* Request
From the listing below, extract every line containing "subtitle".

[Dataset rows about figures]

━━━━━━━━━━

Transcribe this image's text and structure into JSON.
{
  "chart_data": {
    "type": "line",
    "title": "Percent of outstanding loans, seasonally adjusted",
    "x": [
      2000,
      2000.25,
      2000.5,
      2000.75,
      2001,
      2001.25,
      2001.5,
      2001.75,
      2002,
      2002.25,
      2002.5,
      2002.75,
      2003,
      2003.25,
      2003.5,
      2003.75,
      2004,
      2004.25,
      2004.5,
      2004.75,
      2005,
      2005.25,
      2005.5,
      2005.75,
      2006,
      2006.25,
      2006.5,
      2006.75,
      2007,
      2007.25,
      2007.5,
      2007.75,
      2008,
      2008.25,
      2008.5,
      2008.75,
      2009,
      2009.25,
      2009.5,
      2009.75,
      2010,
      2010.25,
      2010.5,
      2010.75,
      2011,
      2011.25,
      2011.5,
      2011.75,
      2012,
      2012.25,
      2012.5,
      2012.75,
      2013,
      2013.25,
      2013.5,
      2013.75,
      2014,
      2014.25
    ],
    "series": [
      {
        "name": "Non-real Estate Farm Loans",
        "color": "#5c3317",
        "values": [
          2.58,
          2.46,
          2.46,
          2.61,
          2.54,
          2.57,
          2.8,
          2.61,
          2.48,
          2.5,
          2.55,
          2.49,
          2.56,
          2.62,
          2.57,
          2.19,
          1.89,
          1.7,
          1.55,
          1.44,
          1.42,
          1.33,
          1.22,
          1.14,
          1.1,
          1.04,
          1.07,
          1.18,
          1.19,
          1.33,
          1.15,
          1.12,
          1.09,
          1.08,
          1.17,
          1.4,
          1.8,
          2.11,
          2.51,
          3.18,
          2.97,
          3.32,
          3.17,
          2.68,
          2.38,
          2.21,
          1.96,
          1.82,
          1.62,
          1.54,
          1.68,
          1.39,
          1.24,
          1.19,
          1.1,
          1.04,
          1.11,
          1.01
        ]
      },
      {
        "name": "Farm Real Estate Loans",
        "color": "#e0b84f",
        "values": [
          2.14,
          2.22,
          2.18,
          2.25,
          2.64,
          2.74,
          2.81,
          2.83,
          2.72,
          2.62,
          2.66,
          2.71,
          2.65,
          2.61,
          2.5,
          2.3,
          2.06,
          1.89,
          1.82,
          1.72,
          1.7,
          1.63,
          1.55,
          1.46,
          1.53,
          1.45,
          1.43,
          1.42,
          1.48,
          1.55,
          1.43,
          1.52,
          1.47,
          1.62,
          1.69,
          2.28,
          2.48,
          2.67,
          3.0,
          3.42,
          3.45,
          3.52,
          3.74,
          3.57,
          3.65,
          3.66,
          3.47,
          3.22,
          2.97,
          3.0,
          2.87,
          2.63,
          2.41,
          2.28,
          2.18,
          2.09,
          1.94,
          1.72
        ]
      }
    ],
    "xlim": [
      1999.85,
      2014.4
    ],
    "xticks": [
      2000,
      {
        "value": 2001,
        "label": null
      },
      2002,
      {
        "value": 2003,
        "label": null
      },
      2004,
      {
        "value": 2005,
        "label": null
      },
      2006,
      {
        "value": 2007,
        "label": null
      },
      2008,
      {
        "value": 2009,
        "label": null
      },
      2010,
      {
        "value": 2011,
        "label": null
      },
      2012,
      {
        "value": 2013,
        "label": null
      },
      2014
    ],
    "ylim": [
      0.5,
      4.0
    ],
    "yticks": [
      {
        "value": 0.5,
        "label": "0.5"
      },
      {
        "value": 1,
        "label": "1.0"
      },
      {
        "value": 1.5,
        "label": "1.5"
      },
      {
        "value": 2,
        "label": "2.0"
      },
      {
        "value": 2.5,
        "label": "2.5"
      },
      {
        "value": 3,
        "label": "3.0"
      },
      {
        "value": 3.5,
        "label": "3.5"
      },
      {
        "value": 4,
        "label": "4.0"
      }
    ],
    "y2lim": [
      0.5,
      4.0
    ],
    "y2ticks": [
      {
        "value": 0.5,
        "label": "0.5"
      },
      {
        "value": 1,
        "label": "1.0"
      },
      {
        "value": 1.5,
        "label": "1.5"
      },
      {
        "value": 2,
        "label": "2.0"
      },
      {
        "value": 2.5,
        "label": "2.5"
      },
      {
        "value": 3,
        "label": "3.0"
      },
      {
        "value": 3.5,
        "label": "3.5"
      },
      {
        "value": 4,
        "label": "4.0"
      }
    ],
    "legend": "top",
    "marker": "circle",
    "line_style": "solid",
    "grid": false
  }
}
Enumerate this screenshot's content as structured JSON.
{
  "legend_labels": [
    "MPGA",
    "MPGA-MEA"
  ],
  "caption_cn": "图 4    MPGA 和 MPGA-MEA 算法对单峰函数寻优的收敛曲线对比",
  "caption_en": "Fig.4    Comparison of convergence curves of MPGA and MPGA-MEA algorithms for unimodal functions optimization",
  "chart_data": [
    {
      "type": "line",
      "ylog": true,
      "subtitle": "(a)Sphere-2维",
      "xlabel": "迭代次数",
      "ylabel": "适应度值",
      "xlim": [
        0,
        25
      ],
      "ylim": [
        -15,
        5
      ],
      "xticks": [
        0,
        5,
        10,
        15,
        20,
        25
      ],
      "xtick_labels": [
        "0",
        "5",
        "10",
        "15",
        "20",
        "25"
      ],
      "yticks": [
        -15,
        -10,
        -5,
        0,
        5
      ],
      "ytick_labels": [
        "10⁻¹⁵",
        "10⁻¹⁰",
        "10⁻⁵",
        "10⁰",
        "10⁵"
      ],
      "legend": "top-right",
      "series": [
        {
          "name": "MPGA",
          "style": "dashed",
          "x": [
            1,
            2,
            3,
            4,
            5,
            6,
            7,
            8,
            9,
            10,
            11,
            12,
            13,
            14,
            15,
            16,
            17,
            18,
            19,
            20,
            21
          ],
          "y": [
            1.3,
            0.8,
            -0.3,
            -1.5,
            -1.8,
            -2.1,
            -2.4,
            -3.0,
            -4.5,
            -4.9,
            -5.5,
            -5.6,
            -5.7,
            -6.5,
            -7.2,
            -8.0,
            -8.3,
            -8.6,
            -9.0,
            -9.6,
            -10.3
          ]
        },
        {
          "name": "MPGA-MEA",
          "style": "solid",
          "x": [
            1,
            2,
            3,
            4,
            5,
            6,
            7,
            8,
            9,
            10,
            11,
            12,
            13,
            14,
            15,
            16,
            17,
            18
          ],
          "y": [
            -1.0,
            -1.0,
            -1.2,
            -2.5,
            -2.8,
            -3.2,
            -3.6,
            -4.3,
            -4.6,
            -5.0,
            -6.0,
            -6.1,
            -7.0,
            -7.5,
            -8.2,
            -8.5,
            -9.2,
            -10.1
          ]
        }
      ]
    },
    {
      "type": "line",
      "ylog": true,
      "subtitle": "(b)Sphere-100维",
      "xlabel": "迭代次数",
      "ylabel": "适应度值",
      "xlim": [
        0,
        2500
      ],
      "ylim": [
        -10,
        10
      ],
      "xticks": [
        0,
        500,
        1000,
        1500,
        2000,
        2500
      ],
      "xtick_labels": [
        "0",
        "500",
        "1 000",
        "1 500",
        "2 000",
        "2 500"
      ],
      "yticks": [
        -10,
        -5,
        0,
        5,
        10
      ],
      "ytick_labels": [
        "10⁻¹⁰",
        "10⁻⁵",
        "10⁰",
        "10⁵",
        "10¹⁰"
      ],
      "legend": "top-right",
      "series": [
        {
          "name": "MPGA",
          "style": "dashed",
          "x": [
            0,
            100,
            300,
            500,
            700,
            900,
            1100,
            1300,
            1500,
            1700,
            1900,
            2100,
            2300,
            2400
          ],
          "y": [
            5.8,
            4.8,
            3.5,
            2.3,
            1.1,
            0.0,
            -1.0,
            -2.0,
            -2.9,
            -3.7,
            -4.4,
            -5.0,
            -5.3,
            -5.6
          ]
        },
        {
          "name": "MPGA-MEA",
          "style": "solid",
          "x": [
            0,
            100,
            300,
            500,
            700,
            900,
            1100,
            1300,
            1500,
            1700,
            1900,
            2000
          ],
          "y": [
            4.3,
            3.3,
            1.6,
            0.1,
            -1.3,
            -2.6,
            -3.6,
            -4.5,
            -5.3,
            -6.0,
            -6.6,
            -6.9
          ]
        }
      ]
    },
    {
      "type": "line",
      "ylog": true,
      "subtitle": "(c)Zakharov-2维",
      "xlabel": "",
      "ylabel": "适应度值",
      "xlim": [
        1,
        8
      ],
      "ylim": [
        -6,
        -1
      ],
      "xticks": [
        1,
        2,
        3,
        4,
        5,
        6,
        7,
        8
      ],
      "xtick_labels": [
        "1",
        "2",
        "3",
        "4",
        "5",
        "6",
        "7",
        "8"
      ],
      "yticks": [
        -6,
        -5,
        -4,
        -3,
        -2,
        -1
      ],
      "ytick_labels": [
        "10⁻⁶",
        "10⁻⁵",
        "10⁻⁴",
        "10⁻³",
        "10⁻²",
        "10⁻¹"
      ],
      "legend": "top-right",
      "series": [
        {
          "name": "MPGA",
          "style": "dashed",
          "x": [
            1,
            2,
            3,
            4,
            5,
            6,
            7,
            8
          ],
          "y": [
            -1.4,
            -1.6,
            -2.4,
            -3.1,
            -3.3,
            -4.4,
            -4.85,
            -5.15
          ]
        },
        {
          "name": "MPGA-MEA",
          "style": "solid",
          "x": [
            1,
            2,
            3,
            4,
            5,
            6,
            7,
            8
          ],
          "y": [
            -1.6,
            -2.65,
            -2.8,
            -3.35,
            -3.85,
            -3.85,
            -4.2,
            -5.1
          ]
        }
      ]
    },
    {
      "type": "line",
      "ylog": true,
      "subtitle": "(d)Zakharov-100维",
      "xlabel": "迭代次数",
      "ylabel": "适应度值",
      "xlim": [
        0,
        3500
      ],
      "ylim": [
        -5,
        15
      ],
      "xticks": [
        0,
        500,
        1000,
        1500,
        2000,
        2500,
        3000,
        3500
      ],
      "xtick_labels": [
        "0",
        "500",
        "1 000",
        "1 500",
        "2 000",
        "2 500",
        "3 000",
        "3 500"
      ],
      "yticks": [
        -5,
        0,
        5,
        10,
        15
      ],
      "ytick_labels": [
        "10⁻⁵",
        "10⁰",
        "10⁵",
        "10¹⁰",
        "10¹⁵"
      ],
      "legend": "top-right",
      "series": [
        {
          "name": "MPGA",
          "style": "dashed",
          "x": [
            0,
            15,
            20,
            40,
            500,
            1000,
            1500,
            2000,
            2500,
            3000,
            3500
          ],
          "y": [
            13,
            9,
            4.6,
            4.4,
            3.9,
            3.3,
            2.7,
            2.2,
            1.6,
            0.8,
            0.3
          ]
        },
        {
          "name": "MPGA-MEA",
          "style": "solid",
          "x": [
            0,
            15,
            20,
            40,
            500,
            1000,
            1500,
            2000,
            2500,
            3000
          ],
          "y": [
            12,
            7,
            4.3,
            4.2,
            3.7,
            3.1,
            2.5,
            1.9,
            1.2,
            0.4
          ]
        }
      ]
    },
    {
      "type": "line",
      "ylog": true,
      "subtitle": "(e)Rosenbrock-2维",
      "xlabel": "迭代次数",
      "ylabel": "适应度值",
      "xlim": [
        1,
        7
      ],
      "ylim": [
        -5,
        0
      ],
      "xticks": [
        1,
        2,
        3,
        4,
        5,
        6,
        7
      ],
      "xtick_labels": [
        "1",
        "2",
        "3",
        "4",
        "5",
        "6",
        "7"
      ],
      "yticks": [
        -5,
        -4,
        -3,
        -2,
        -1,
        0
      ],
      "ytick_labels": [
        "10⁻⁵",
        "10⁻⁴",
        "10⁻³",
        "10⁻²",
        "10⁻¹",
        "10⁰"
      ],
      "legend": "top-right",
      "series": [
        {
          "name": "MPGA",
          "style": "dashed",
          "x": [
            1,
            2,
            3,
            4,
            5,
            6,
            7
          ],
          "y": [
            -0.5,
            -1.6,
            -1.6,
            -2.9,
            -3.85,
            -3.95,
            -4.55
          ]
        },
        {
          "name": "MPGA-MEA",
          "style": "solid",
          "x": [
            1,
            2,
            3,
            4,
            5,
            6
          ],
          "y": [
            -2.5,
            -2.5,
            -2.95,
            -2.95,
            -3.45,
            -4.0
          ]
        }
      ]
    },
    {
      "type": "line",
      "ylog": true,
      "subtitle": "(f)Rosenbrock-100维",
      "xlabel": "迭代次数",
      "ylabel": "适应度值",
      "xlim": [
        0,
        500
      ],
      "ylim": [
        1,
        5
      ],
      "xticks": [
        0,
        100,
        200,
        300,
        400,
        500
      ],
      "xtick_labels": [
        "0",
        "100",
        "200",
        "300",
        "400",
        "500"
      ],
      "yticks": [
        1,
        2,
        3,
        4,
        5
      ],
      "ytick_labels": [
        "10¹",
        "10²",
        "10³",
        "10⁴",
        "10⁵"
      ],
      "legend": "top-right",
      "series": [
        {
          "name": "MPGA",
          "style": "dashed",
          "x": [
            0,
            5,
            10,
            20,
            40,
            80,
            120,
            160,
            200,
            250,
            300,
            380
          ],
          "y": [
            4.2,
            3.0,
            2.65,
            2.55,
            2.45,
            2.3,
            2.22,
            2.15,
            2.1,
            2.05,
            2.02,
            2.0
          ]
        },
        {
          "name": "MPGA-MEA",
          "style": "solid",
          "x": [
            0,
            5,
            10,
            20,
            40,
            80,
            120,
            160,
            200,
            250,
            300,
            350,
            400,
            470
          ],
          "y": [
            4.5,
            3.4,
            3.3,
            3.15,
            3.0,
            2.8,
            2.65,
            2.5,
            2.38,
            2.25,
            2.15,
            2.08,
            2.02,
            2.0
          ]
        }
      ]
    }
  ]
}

━━━━━━━━━━

* Task solution
      "subtitle": "(a)Sphere-2维",
      "subtitle": "(b)Sphere-100维",
      "subtitle": "(c)Zakharov-2维",
      "subtitle": "(d)Zakharov-100维",
      "subtitle": "(e)Rosenbrock-2维",
      "subtitle": "(f)Rosenbrock-100维",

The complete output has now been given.